### [THE TASK]
Send each entry back exactly as given, pictures excluded.

### [DATA IN THIS EXERCISE]
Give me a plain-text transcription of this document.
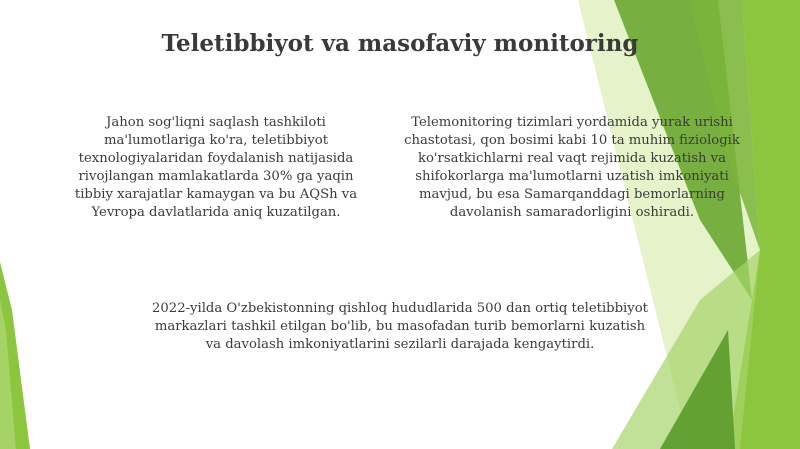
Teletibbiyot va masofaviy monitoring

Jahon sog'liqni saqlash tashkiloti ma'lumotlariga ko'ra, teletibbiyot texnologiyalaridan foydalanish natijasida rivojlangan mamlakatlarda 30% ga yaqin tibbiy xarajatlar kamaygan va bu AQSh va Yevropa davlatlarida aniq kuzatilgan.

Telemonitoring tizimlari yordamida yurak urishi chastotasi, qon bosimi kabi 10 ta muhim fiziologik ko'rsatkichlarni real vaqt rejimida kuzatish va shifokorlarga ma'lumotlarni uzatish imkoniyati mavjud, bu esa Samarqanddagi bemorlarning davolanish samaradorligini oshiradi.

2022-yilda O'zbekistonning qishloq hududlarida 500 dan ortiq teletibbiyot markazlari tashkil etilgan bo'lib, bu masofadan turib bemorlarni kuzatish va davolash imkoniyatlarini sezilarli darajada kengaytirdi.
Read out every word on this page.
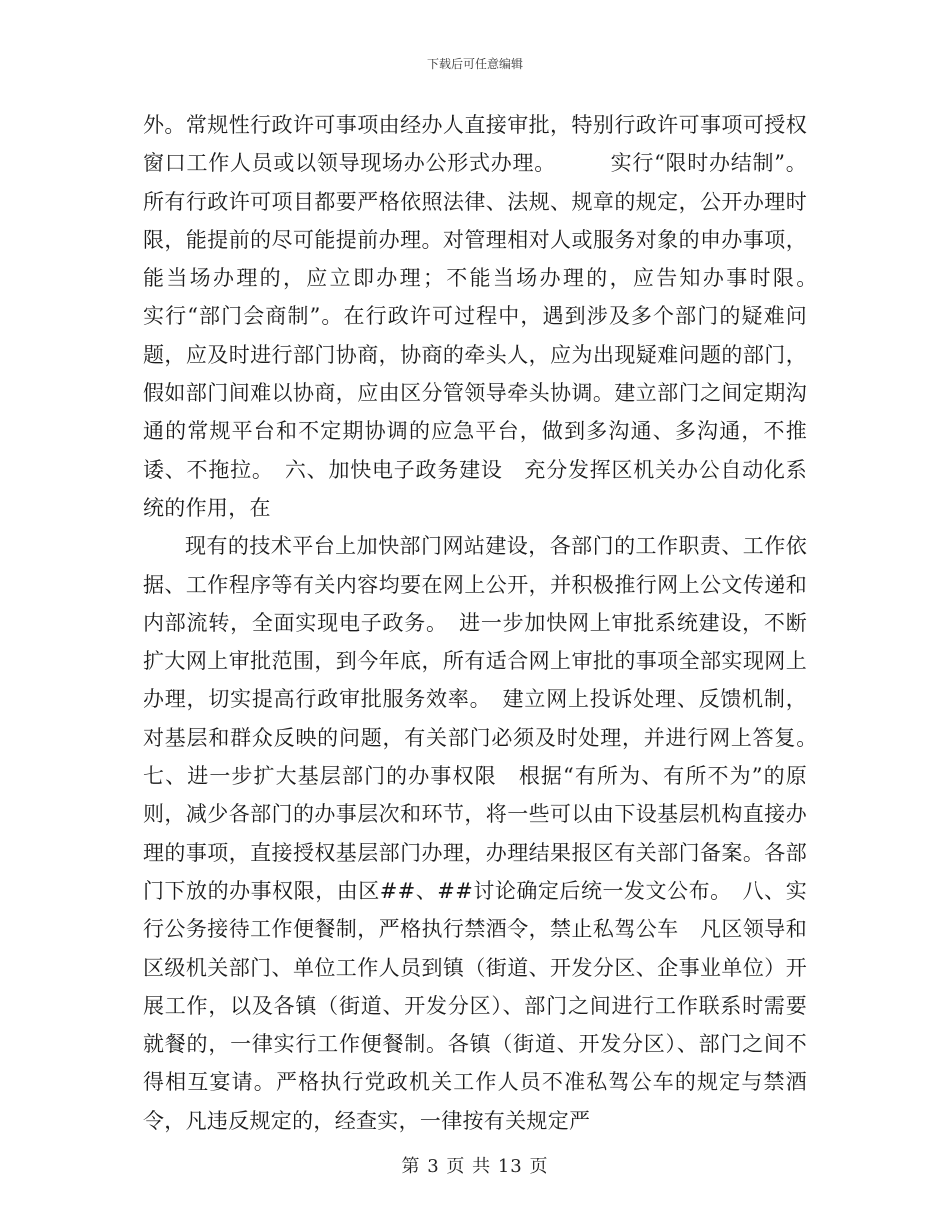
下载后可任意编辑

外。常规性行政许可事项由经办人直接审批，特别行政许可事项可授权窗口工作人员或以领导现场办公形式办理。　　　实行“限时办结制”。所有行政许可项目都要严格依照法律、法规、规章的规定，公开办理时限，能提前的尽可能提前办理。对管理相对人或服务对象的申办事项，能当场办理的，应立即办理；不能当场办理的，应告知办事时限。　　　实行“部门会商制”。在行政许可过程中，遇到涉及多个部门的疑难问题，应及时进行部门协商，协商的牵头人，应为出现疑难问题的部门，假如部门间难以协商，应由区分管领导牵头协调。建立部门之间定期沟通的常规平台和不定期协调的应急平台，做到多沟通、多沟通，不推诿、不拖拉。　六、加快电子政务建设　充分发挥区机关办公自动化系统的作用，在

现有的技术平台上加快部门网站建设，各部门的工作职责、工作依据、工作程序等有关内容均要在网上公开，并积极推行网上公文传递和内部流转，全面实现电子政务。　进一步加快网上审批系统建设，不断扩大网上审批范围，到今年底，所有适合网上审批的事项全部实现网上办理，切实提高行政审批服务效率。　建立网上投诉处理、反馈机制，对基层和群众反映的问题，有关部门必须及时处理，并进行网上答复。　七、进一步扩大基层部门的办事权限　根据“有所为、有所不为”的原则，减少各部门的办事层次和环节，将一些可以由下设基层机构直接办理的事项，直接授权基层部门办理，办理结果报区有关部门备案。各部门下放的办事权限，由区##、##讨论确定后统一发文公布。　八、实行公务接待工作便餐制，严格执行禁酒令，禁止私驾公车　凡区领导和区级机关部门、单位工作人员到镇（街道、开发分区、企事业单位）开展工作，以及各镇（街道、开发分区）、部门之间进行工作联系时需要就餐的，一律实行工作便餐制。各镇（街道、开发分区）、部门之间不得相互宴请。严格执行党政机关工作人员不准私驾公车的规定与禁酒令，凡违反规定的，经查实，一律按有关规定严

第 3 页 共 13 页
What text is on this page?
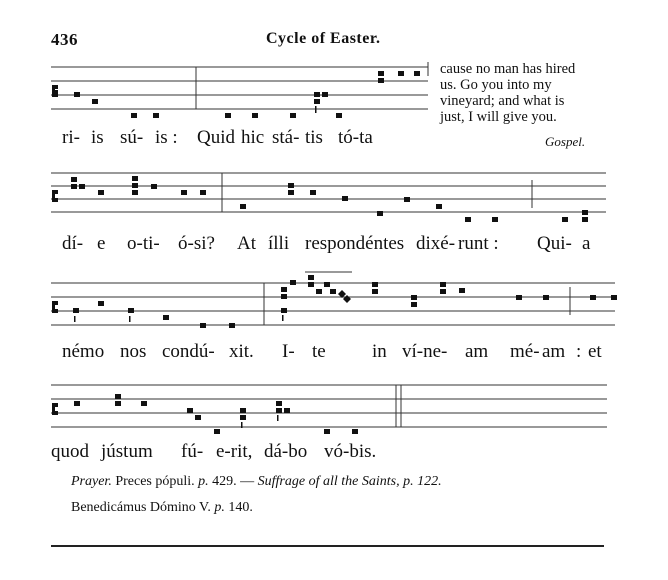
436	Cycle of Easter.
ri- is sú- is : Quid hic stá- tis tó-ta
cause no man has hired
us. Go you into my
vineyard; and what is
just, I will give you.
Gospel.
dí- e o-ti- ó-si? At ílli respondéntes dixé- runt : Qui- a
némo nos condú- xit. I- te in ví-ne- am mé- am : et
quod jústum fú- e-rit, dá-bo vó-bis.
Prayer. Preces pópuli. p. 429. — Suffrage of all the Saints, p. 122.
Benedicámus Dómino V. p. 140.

### [CORRECT ANSWER]
Give me a plain-text transcription of this document.
Teletibbiyot va masofaviy monitoring

Jahon sog'liqni saqlash tashkiloti ma'lumotlariga ko'ra, teletibbiyot texnologiyalaridan foydalanish natijasida rivojlangan mamlakatlarda 30% ga yaqin tibbiy xarajatlar kamaygan va bu AQSh va Yevropa davlatlarida aniq kuzatilgan.

Telemonitoring tizimlari yordamida yurak urishi chastotasi, qon bosimi kabi 10 ta muhim fiziologik ko'rsatkichlarni real vaqt rejimida kuzatish va shifokorlarga ma'lumotlarni uzatish imkoniyati mavjud, bu esa Samarqanddagi bemorlarning davolanish samaradorligini oshiradi.

2022-yilda O'zbekistonning qishloq hududlarida 500 dan ortiq teletibbiyot markazlari tashkil etilgan bo'lib, bu masofadan turib bemorlarni kuzatish va davolash imkoniyatlarini sezilarli darajada kengaytirdi.
Read out every word on this page.
下载后可任意编辑

外。常规性行政许可事项由经办人直接审批，特别行政许可事项可授权窗口工作人员或以领导现场办公形式办理。　　　实行“限时办结制”。所有行政许可项目都要严格依照法律、法规、规章的规定，公开办理时限，能提前的尽可能提前办理。对管理相对人或服务对象的申办事项，能当场办理的，应立即办理；不能当场办理的，应告知办事时限。　　　实行“部门会商制”。在行政许可过程中，遇到涉及多个部门的疑难问题，应及时进行部门协商，协商的牵头人，应为出现疑难问题的部门，假如部门间难以协商，应由区分管领导牵头协调。建立部门之间定期沟通的常规平台和不定期协调的应急平台，做到多沟通、多沟通，不推诿、不拖拉。　六、加快电子政务建设　充分发挥区机关办公自动化系统的作用，在

现有的技术平台上加快部门网站建设，各部门的工作职责、工作依据、工作程序等有关内容均要在网上公开，并积极推行网上公文传递和内部流转，全面实现电子政务。　进一步加快网上审批系统建设，不断扩大网上审批范围，到今年底，所有适合网上审批的事项全部实现网上办理，切实提高行政审批服务效率。　建立网上投诉处理、反馈机制，对基层和群众反映的问题，有关部门必须及时处理，并进行网上答复。　七、进一步扩大基层部门的办事权限　根据“有所为、有所不为”的原则，减少各部门的办事层次和环节，将一些可以由下设基层机构直接办理的事项，直接授权基层部门办理，办理结果报区有关部门备案。各部门下放的办事权限，由区##、##讨论确定后统一发文公布。　八、实行公务接待工作便餐制，严格执行禁酒令，禁止私驾公车　凡区领导和区级机关部门、单位工作人员到镇（街道、开发分区、企事业单位）开展工作，以及各镇（街道、开发分区）、部门之间进行工作联系时需要就餐的，一律实行工作便餐制。各镇（街道、开发分区）、部门之间不得相互宴请。严格执行党政机关工作人员不准私驾公车的规定与禁酒令，凡违反规定的，经查实，一律按有关规定严

第 3 页 共 13 页
What text is on this page?
436	Cycle of Easter.
ri- is sú- is : Quid hic stá- tis tó-ta
cause no man has hired
us. Go you into my
vineyard; and what is
just, I will give you.
Gospel.
dí- e o-ti- ó-si? At ílli respondéntes dixé- runt : Qui- a
némo nos condú- xit. I- te in ví-ne- am mé- am : et
quod jústum fú- e-rit, dá-bo vó-bis.
Prayer. Preces pópuli. p. 429. — Suffrage of all the Saints, p. 122.
Benedicámus Dómino V. p. 140.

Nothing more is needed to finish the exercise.